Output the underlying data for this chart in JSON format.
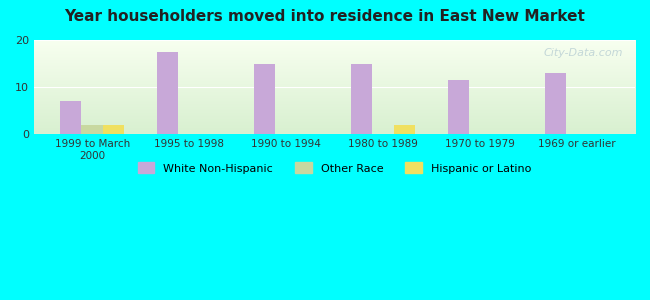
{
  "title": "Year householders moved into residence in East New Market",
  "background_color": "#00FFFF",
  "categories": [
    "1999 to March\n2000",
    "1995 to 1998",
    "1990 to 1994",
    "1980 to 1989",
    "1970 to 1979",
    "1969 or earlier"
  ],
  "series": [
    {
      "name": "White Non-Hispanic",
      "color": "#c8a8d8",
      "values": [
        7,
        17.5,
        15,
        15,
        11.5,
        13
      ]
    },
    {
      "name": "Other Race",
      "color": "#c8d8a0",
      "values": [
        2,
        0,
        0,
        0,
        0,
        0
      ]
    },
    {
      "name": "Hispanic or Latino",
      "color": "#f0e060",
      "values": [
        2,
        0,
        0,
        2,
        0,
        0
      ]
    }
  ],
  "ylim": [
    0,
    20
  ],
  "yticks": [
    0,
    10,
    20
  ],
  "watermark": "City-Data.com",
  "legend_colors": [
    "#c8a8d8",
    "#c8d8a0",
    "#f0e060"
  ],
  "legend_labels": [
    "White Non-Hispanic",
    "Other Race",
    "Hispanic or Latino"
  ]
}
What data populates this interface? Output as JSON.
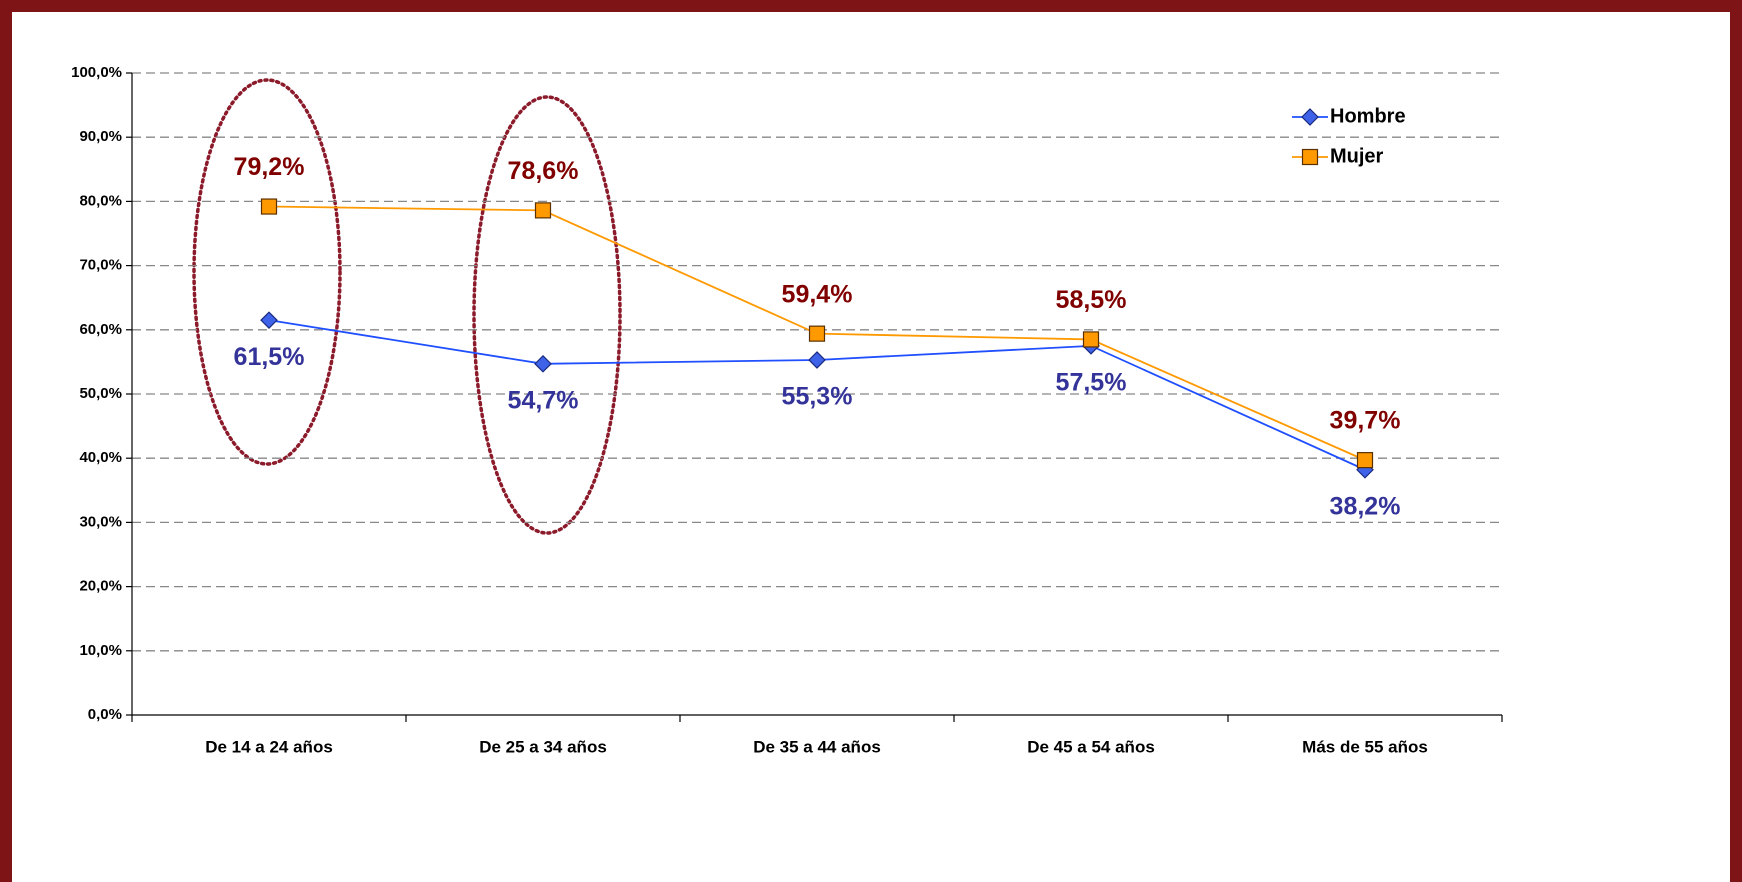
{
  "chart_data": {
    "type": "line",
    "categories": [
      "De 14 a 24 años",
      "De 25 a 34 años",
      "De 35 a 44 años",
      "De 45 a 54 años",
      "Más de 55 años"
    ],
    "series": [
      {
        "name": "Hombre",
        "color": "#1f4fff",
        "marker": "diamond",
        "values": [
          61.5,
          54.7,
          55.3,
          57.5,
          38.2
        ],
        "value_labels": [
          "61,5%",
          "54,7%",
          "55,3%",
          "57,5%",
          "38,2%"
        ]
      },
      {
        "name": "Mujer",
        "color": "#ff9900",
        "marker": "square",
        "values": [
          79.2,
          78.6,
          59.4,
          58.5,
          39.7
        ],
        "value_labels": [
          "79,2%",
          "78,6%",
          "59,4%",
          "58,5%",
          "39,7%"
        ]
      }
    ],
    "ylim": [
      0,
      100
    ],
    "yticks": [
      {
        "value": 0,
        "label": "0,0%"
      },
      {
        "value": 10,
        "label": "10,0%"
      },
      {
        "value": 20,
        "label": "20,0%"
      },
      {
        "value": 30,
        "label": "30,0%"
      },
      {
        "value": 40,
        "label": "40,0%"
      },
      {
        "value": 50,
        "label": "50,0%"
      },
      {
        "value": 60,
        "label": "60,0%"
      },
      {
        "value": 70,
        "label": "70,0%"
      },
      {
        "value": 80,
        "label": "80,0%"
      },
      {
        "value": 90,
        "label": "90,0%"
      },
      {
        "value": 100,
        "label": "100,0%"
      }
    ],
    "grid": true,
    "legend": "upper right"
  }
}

★ ★ ★ ★ ★ ★ ★

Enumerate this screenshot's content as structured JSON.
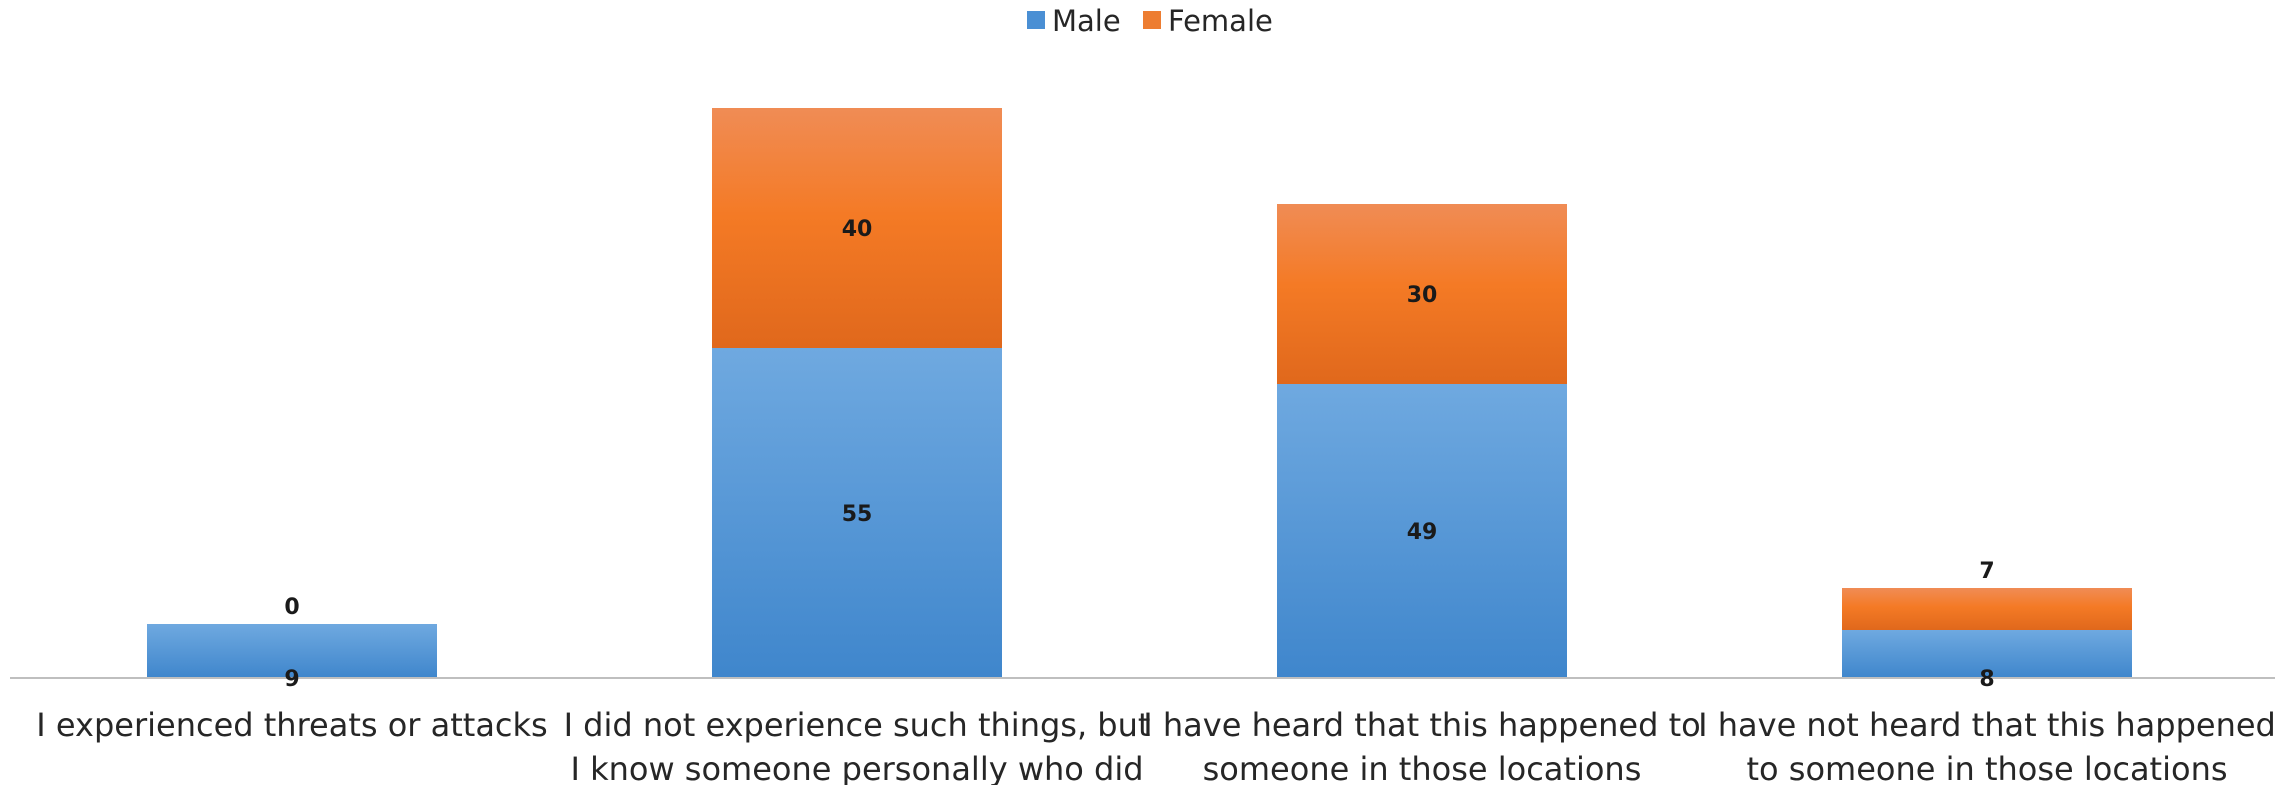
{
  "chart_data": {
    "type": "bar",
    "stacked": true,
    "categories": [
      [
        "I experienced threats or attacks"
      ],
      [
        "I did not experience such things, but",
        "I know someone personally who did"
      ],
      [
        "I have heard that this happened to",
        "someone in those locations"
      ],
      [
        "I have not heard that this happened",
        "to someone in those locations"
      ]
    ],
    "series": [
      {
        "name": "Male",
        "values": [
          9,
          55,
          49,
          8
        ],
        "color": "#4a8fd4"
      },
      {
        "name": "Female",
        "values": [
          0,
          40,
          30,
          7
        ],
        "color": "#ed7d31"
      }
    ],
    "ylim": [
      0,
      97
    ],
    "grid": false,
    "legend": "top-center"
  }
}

★ ★ ★ ★ ★ ★ ★

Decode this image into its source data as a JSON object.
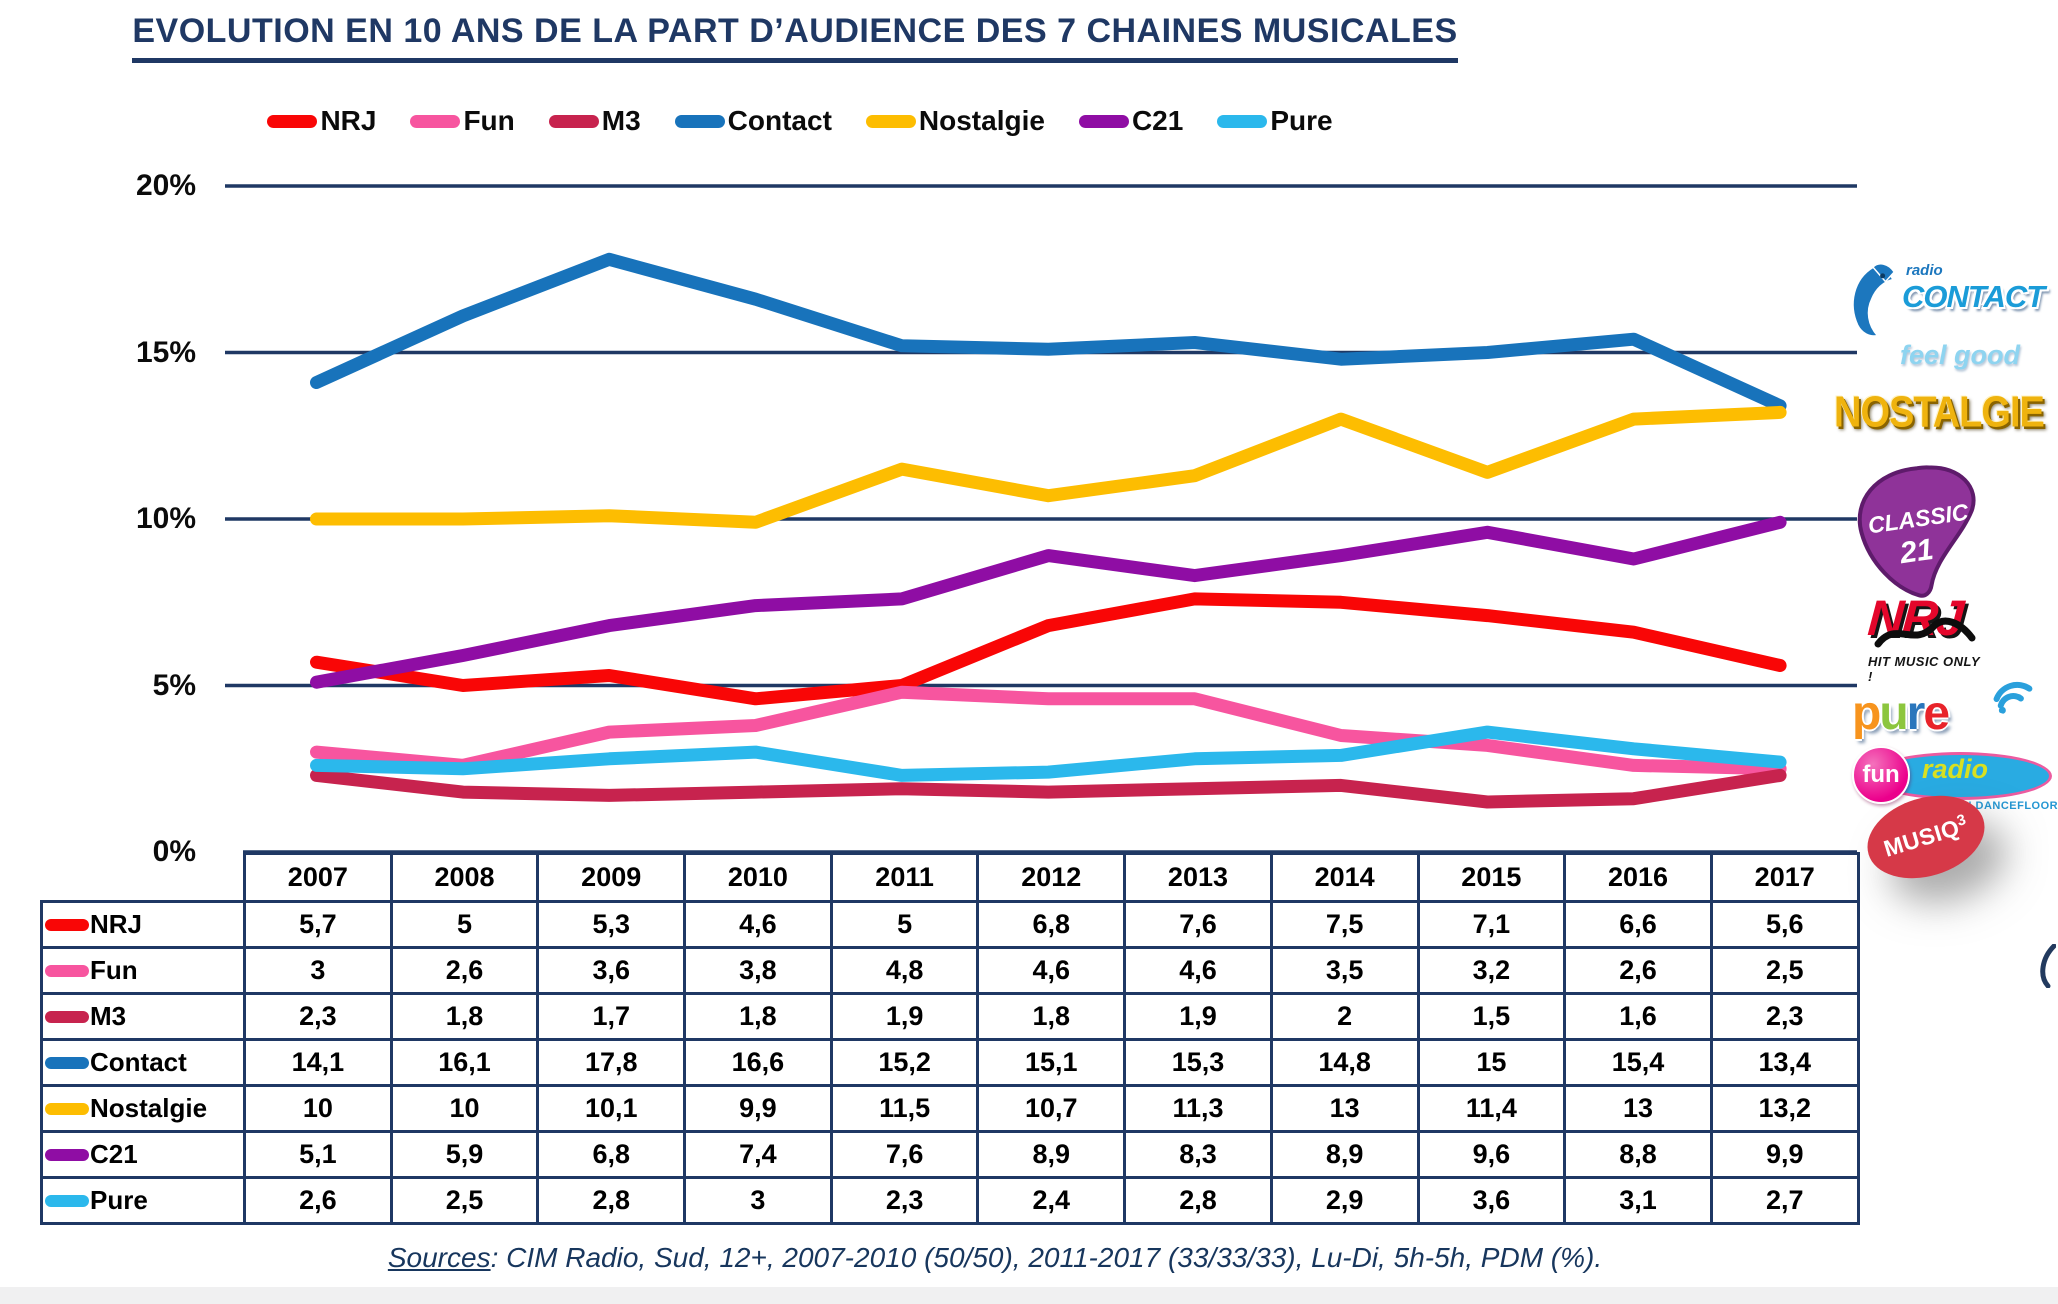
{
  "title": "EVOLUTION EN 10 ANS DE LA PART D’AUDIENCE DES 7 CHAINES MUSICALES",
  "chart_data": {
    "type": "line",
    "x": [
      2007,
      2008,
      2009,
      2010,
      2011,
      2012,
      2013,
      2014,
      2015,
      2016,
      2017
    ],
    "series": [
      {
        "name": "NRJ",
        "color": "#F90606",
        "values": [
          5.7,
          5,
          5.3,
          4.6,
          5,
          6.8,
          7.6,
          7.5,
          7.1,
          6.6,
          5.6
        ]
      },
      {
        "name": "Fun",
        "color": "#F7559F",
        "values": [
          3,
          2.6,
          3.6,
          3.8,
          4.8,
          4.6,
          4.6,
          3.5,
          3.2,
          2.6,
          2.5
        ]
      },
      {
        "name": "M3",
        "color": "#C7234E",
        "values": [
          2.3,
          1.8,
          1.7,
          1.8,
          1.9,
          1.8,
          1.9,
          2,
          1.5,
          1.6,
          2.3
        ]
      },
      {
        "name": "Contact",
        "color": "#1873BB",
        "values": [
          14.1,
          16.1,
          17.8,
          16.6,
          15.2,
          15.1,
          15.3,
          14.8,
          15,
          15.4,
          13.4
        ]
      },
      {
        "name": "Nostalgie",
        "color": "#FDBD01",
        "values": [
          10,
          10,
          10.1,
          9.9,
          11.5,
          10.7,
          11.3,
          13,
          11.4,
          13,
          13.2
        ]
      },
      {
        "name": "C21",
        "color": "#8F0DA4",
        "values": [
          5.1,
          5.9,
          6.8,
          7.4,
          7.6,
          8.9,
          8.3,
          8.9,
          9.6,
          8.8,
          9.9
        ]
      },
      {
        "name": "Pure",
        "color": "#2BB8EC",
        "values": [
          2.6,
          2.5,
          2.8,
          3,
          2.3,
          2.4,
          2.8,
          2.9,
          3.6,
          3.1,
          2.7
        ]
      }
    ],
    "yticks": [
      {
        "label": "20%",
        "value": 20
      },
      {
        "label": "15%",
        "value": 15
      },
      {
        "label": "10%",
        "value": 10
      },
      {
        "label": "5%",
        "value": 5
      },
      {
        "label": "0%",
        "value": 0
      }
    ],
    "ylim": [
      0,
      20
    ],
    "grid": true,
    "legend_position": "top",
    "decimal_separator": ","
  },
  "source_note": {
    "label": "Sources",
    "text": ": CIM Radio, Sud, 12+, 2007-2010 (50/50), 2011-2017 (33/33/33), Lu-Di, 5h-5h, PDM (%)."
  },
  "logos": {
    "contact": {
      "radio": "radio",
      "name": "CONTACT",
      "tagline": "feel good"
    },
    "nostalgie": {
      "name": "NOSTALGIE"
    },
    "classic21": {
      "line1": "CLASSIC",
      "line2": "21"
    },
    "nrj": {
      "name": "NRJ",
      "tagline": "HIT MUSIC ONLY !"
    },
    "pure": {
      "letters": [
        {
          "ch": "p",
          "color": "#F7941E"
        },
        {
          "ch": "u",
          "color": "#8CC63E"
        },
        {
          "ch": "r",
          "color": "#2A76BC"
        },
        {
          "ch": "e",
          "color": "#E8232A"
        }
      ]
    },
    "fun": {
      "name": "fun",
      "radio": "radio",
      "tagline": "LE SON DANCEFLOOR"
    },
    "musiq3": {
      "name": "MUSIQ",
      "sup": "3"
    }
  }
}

★ ★ ★ ★ ★ ★ ★

Gather all lines with the string "title" from the data.

  "title": "Year householders moved into residence in East New Market",
  "title": "EVOLUTION EN 10 ANS DE LA PART D’AUDIENCE DES 7 CHAINES MUSICALES",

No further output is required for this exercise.